§ DO THIS
Locate the lines that hold the string "amplitude". Copy every such line.

§ EXTRACTED INFORMATION
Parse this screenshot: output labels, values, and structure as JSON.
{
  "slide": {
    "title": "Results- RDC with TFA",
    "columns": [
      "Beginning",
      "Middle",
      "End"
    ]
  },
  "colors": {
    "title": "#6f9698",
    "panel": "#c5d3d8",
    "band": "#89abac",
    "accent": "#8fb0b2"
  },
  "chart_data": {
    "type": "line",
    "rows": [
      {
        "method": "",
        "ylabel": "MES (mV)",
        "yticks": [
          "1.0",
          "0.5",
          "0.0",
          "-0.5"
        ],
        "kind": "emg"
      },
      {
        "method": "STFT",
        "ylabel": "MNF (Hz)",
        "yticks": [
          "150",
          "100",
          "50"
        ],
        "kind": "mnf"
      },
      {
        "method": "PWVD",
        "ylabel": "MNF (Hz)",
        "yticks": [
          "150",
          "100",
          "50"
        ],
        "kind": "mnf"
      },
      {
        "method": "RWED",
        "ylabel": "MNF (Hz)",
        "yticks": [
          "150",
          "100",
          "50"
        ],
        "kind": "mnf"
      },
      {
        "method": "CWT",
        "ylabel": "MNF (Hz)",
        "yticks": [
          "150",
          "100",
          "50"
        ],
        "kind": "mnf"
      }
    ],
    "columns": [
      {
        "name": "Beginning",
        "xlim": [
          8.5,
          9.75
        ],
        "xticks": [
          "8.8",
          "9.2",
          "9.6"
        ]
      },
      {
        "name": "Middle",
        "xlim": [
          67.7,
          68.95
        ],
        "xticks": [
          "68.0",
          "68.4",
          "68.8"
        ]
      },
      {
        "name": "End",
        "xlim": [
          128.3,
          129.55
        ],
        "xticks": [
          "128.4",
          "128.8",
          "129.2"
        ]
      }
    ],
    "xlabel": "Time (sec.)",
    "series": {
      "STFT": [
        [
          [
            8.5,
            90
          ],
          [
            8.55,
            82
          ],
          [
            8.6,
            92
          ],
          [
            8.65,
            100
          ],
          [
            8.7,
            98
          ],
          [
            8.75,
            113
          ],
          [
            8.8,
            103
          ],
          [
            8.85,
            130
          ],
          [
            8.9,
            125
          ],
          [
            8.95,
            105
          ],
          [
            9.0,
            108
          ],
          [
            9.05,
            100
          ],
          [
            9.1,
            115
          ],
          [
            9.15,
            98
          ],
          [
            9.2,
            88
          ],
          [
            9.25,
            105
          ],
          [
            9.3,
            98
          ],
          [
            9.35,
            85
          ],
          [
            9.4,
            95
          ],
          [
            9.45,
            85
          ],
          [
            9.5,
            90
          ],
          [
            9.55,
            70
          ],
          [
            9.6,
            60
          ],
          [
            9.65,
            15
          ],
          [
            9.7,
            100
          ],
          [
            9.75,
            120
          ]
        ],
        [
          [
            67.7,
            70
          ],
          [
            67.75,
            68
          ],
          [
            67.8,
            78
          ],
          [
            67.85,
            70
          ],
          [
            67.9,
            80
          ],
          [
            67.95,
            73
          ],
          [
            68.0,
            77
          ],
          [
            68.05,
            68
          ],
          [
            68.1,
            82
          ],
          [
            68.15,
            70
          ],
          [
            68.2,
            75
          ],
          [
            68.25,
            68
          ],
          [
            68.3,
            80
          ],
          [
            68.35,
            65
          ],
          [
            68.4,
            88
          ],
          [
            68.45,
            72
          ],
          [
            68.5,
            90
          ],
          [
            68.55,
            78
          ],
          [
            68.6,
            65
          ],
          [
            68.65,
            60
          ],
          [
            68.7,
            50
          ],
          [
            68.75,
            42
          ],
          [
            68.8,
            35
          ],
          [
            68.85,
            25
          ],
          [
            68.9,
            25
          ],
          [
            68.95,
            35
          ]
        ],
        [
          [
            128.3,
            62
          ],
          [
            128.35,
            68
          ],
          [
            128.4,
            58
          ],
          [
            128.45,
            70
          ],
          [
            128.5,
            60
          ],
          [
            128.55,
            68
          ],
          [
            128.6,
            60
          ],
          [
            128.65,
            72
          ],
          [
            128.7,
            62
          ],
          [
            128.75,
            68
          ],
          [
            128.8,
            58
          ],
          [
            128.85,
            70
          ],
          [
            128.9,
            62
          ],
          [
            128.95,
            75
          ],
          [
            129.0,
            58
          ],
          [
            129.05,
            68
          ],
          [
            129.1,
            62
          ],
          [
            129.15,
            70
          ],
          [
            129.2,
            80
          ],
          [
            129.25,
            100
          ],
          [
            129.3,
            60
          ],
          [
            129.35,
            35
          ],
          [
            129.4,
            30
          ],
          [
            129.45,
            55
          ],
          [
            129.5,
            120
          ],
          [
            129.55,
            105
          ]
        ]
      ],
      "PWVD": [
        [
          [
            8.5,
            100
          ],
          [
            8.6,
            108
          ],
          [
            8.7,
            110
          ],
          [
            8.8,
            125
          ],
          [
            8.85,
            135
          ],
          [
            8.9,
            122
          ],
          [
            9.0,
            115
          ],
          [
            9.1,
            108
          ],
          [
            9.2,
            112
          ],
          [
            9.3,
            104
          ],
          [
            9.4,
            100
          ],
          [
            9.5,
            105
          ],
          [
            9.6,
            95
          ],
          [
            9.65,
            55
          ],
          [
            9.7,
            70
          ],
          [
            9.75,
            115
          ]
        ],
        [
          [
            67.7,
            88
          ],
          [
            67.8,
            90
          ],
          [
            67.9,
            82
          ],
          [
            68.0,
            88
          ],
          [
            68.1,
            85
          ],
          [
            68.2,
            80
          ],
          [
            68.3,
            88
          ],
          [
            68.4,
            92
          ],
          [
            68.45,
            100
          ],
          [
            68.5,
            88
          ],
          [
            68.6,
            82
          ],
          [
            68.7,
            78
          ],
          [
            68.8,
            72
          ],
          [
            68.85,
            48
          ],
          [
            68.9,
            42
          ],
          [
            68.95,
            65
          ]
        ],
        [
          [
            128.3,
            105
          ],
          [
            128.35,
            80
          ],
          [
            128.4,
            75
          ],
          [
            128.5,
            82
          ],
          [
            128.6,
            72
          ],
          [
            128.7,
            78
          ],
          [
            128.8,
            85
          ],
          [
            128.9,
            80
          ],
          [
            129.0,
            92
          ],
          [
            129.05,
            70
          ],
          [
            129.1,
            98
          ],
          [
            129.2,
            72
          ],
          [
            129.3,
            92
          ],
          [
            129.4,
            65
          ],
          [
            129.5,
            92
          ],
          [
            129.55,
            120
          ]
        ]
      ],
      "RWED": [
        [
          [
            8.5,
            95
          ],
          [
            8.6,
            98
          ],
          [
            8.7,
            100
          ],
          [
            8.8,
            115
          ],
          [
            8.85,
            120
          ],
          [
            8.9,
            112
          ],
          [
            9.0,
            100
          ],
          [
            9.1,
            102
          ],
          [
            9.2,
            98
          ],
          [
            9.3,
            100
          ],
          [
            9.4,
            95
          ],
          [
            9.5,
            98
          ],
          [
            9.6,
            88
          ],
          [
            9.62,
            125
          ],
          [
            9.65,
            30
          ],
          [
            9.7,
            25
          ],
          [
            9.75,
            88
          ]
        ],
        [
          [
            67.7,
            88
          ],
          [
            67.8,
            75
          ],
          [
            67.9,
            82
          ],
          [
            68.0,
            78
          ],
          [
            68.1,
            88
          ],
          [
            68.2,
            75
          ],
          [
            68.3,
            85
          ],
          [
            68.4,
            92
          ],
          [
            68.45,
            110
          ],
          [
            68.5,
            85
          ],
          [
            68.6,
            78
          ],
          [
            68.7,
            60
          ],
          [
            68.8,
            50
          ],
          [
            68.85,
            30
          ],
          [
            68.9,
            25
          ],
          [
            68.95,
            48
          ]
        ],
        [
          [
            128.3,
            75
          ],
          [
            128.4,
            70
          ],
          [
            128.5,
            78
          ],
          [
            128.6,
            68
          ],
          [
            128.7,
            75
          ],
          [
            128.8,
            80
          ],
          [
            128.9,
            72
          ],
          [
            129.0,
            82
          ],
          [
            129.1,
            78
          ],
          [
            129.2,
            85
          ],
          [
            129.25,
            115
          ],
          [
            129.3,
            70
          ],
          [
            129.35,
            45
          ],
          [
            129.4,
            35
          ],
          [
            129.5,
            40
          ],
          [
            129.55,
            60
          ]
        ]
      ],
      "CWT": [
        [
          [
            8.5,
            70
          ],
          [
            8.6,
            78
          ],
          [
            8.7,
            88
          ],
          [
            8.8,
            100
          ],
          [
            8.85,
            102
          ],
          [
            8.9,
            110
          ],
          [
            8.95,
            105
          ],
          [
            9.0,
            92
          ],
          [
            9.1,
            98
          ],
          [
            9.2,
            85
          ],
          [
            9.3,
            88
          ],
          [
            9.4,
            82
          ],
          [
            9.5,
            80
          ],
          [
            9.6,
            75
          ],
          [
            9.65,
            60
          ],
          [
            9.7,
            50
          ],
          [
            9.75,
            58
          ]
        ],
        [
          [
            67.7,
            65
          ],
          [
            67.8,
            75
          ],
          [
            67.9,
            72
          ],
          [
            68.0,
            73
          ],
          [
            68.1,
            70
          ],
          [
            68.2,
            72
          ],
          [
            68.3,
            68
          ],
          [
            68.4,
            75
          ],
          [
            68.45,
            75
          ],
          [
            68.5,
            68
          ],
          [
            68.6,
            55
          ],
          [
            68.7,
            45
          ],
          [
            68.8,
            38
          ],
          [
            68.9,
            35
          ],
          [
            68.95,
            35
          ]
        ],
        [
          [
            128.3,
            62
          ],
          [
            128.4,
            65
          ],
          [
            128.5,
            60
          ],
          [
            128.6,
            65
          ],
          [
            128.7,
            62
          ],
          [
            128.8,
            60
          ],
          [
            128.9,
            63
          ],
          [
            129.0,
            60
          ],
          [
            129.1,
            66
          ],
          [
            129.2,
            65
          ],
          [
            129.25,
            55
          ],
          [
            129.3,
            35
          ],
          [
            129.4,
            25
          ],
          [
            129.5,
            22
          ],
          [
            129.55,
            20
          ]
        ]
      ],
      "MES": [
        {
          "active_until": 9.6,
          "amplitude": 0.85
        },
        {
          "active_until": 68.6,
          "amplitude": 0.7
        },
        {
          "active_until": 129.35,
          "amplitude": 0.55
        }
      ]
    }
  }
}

§ ANSWER TO THIS PROBLEM
          "amplitude": 0.85
          "amplitude": 0.7
          "amplitude": 0.55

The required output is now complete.